--- BEGIN ---
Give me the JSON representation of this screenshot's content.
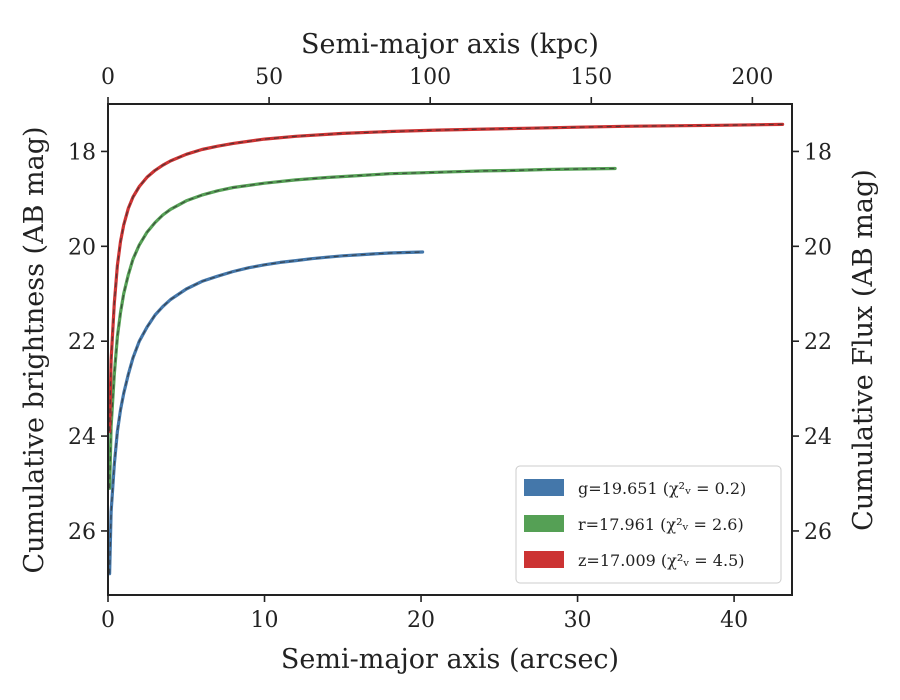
{
  "chart_data": {
    "type": "line",
    "xlabel": "Semi-major axis (arcsec)",
    "ylabel": "Cumulative brightness (AB mag)",
    "top_xlabel": "Semi-major axis (kpc)",
    "right_ylabel": "Cumulative Flux (AB mag)",
    "xlim": [
      0,
      43.7
    ],
    "ylim": [
      27.35,
      17.0
    ],
    "top_xlim": [
      0,
      212.3
    ],
    "y_inverted": true,
    "x_ticks": [
      0,
      10,
      20,
      30,
      40
    ],
    "y_ticks": [
      18,
      20,
      22,
      24,
      26
    ],
    "top_x_ticks": [
      0,
      50,
      100,
      150,
      200
    ],
    "grid": false,
    "legend_position": "lower-right",
    "series": [
      {
        "name": "g=19.651",
        "chi_label": "χ²ᵥ = 0.2",
        "color": "#4477aa",
        "x": [
          0.1,
          0.2,
          0.4,
          0.6,
          0.8,
          1.0,
          1.3,
          1.6,
          2.0,
          2.5,
          3.0,
          3.5,
          4.0,
          5.0,
          6.0,
          7.0,
          8.0,
          9.0,
          10.0,
          11.0,
          12.0,
          13.0,
          14.0,
          15.0,
          16.0,
          17.0,
          18.0,
          19.0,
          20.1
        ],
        "y": [
          26.9,
          25.6,
          24.6,
          23.9,
          23.45,
          23.1,
          22.7,
          22.35,
          22.0,
          21.7,
          21.45,
          21.27,
          21.12,
          20.9,
          20.74,
          20.63,
          20.53,
          20.45,
          20.39,
          20.34,
          20.3,
          20.26,
          20.23,
          20.2,
          20.18,
          20.16,
          20.14,
          20.13,
          20.12
        ]
      },
      {
        "name": "r=17.961",
        "chi_label": "χ²ᵥ = 2.6",
        "color": "#55a055",
        "x": [
          0.1,
          0.2,
          0.4,
          0.6,
          0.8,
          1.0,
          1.3,
          1.6,
          2.0,
          2.5,
          3.0,
          3.5,
          4.0,
          5.0,
          6.0,
          7.0,
          8.0,
          10.0,
          12.0,
          14.0,
          16.0,
          18.0,
          20.0,
          22.0,
          24.0,
          26.0,
          28.0,
          30.0,
          32.4
        ],
        "y": [
          25.1,
          23.8,
          22.7,
          21.9,
          21.4,
          21.0,
          20.6,
          20.27,
          19.97,
          19.7,
          19.5,
          19.34,
          19.22,
          19.04,
          18.92,
          18.83,
          18.76,
          18.67,
          18.6,
          18.55,
          18.51,
          18.47,
          18.45,
          18.43,
          18.41,
          18.4,
          18.38,
          18.37,
          18.36
        ]
      },
      {
        "name": "z=17.009",
        "chi_label": "χ²ᵥ = 4.5",
        "color": "#cc3333",
        "x": [
          0.1,
          0.2,
          0.4,
          0.6,
          0.8,
          1.0,
          1.3,
          1.6,
          2.0,
          2.5,
          3.0,
          3.5,
          4.0,
          5.0,
          6.0,
          7.0,
          8.0,
          10.0,
          12.0,
          15.0,
          18.0,
          21.0,
          24.0,
          27.0,
          30.0,
          33.0,
          36.0,
          39.0,
          43.1
        ],
        "y": [
          23.9,
          22.4,
          21.2,
          20.4,
          19.9,
          19.55,
          19.2,
          18.96,
          18.74,
          18.54,
          18.4,
          18.29,
          18.2,
          18.06,
          17.96,
          17.89,
          17.83,
          17.74,
          17.68,
          17.62,
          17.58,
          17.55,
          17.53,
          17.51,
          17.49,
          17.47,
          17.46,
          17.45,
          17.43
        ]
      }
    ]
  }
}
--- END ---
Without the pictures, repeat the listing above exactly.

Give me the JSON representation of this screenshot's content.
{
  "chart_data": {
    "type": "line",
    "xlabel": "Semi-major axis (arcsec)",
    "ylabel": "Cumulative brightness (AB mag)",
    "top_xlabel": "Semi-major axis (kpc)",
    "right_ylabel": "Cumulative Flux (AB mag)",
    "xlim": [
      0,
      43.7
    ],
    "ylim": [
      27.35,
      17.0
    ],
    "top_xlim": [
      0,
      212.3
    ],
    "y_inverted": true,
    "x_ticks": [
      0,
      10,
      20,
      30,
      40
    ],
    "y_ticks": [
      18,
      20,
      22,
      24,
      26
    ],
    "top_x_ticks": [
      0,
      50,
      100,
      150,
      200
    ],
    "grid": false,
    "legend_position": "lower-right",
    "series": [
      {
        "name": "g=19.651",
        "chi_label": "χ²ᵥ = 0.2",
        "color": "#4477aa",
        "x": [
          0.1,
          0.2,
          0.4,
          0.6,
          0.8,
          1.0,
          1.3,
          1.6,
          2.0,
          2.5,
          3.0,
          3.5,
          4.0,
          5.0,
          6.0,
          7.0,
          8.0,
          9.0,
          10.0,
          11.0,
          12.0,
          13.0,
          14.0,
          15.0,
          16.0,
          17.0,
          18.0,
          19.0,
          20.1
        ],
        "y": [
          26.9,
          25.6,
          24.6,
          23.9,
          23.45,
          23.1,
          22.7,
          22.35,
          22.0,
          21.7,
          21.45,
          21.27,
          21.12,
          20.9,
          20.74,
          20.63,
          20.53,
          20.45,
          20.39,
          20.34,
          20.3,
          20.26,
          20.23,
          20.2,
          20.18,
          20.16,
          20.14,
          20.13,
          20.12
        ]
      },
      {
        "name": "r=17.961",
        "chi_label": "χ²ᵥ = 2.6",
        "color": "#55a055",
        "x": [
          0.1,
          0.2,
          0.4,
          0.6,
          0.8,
          1.0,
          1.3,
          1.6,
          2.0,
          2.5,
          3.0,
          3.5,
          4.0,
          5.0,
          6.0,
          7.0,
          8.0,
          10.0,
          12.0,
          14.0,
          16.0,
          18.0,
          20.0,
          22.0,
          24.0,
          26.0,
          28.0,
          30.0,
          32.4
        ],
        "y": [
          25.1,
          23.8,
          22.7,
          21.9,
          21.4,
          21.0,
          20.6,
          20.27,
          19.97,
          19.7,
          19.5,
          19.34,
          19.22,
          19.04,
          18.92,
          18.83,
          18.76,
          18.67,
          18.6,
          18.55,
          18.51,
          18.47,
          18.45,
          18.43,
          18.41,
          18.4,
          18.38,
          18.37,
          18.36
        ]
      },
      {
        "name": "z=17.009",
        "chi_label": "χ²ᵥ = 4.5",
        "color": "#cc3333",
        "x": [
          0.1,
          0.2,
          0.4,
          0.6,
          0.8,
          1.0,
          1.3,
          1.6,
          2.0,
          2.5,
          3.0,
          3.5,
          4.0,
          5.0,
          6.0,
          7.0,
          8.0,
          10.0,
          12.0,
          15.0,
          18.0,
          21.0,
          24.0,
          27.0,
          30.0,
          33.0,
          36.0,
          39.0,
          43.1
        ],
        "y": [
          23.9,
          22.4,
          21.2,
          20.4,
          19.9,
          19.55,
          19.2,
          18.96,
          18.74,
          18.54,
          18.4,
          18.29,
          18.2,
          18.06,
          17.96,
          17.89,
          17.83,
          17.74,
          17.68,
          17.62,
          17.58,
          17.55,
          17.53,
          17.51,
          17.49,
          17.47,
          17.46,
          17.45,
          17.43
        ]
      }
    ]
  }
}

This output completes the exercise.